### EXERCISE PROMPT
The exercise asks you to copy every line below in which "JSON" appears.

### DATASET ROWS
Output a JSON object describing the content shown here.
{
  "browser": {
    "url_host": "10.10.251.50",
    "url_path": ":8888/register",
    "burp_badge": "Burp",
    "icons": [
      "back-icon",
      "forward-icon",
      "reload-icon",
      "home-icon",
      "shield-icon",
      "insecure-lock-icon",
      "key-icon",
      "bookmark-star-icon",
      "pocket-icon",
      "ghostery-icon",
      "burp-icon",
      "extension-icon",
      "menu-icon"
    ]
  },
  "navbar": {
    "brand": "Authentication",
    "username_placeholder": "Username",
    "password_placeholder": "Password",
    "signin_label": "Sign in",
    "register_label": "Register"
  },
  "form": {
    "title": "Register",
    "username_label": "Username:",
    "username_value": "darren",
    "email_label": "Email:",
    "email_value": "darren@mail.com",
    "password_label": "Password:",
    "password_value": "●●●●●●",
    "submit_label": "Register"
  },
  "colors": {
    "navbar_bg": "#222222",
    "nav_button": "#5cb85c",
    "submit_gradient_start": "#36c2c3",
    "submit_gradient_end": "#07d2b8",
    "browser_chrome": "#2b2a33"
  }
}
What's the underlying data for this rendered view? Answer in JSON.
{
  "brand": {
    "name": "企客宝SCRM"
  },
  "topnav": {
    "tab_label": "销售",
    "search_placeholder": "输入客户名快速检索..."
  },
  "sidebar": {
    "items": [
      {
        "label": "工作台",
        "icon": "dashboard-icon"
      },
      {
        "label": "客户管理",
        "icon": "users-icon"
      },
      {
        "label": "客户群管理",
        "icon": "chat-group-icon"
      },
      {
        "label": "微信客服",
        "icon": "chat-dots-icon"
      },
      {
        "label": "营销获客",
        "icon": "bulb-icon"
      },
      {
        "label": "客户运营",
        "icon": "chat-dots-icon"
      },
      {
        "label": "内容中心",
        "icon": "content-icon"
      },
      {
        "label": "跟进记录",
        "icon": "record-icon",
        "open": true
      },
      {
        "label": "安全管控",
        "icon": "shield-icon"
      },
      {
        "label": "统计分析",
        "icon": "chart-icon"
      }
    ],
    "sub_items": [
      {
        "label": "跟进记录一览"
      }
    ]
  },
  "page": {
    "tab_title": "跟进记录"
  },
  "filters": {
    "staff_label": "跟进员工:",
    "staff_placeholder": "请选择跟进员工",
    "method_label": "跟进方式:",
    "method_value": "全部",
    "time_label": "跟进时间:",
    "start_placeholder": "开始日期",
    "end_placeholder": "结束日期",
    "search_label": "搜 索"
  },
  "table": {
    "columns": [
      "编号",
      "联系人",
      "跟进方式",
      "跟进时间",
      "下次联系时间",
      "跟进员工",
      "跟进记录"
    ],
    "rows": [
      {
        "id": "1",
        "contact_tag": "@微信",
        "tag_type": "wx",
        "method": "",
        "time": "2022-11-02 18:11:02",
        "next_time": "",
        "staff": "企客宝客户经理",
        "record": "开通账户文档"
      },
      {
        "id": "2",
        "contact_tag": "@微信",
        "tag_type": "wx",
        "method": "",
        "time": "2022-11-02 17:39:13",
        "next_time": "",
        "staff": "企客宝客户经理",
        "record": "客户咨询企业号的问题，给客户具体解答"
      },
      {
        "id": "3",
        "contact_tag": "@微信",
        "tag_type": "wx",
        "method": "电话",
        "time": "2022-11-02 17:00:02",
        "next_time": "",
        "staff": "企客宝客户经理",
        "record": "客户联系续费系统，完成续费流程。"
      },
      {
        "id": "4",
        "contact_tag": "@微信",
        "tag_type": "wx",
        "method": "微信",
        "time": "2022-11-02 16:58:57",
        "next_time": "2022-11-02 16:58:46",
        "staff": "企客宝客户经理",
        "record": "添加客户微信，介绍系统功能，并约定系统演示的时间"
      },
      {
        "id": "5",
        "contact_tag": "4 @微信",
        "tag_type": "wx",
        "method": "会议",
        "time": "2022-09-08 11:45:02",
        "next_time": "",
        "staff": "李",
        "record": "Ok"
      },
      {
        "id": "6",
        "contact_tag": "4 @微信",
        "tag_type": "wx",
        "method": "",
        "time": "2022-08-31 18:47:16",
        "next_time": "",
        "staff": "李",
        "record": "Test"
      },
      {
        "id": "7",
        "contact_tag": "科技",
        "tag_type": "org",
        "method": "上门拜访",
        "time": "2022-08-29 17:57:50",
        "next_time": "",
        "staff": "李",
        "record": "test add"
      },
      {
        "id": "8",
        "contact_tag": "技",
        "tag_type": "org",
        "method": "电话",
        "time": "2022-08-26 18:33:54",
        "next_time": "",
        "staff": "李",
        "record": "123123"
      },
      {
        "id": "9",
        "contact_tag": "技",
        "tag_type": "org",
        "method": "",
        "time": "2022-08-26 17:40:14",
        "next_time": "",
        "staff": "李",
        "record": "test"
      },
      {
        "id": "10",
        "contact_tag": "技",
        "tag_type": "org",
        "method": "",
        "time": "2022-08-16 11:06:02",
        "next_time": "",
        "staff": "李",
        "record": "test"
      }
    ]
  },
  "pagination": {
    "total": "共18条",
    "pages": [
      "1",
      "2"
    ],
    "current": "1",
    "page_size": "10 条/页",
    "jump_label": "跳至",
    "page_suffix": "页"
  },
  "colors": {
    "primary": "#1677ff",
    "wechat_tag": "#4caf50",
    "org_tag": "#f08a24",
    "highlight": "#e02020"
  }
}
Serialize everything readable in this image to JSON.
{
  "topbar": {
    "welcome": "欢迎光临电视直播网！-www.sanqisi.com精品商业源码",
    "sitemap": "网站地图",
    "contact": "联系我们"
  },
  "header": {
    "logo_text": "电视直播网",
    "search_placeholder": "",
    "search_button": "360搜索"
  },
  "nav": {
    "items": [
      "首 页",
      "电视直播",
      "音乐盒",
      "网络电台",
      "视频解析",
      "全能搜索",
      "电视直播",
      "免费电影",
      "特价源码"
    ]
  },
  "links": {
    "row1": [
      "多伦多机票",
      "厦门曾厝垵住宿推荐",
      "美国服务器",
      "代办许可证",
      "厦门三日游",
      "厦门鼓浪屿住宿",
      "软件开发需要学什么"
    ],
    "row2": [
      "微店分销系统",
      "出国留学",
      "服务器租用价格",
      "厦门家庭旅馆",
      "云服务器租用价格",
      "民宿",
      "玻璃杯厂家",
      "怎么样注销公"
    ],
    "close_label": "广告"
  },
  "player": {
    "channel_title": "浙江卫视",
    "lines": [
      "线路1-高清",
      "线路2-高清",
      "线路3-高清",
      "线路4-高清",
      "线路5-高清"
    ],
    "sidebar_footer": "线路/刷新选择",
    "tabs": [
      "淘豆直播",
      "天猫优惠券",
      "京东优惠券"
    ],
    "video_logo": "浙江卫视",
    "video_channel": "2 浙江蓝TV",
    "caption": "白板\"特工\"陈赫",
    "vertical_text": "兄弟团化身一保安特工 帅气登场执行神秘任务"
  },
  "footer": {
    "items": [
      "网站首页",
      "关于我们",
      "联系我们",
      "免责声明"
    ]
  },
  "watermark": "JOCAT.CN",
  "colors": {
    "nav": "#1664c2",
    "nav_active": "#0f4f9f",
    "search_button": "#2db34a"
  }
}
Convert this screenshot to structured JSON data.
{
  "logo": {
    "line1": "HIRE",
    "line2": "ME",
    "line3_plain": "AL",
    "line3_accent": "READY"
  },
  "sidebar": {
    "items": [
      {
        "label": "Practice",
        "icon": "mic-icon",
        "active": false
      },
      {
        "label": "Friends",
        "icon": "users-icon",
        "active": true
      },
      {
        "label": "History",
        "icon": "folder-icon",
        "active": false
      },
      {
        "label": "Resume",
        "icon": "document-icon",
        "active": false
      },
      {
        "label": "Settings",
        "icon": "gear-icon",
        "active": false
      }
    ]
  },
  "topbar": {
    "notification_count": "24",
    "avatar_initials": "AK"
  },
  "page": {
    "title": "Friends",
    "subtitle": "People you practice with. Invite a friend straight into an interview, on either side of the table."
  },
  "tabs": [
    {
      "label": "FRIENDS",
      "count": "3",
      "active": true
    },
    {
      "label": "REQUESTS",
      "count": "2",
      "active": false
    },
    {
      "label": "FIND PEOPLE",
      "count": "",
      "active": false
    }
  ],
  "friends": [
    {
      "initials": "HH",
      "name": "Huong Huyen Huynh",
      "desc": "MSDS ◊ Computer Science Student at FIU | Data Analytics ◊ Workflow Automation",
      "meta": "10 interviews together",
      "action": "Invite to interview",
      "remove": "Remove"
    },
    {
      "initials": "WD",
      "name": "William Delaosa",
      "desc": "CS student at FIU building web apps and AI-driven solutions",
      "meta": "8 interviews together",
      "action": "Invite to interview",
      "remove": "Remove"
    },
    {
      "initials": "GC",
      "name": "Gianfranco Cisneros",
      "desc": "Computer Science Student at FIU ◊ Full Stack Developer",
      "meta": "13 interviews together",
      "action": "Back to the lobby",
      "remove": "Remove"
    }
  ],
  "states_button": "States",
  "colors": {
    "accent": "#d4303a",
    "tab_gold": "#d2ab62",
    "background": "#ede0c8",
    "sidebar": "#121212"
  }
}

### RESPONSE TO THIS TASK
Output a JSON object describing the content shown here.
What's the underlying data for this rendered view? Answer in JSON.
Serialize everything readable in this image to JSON.
Convert this screenshot to structured JSON data.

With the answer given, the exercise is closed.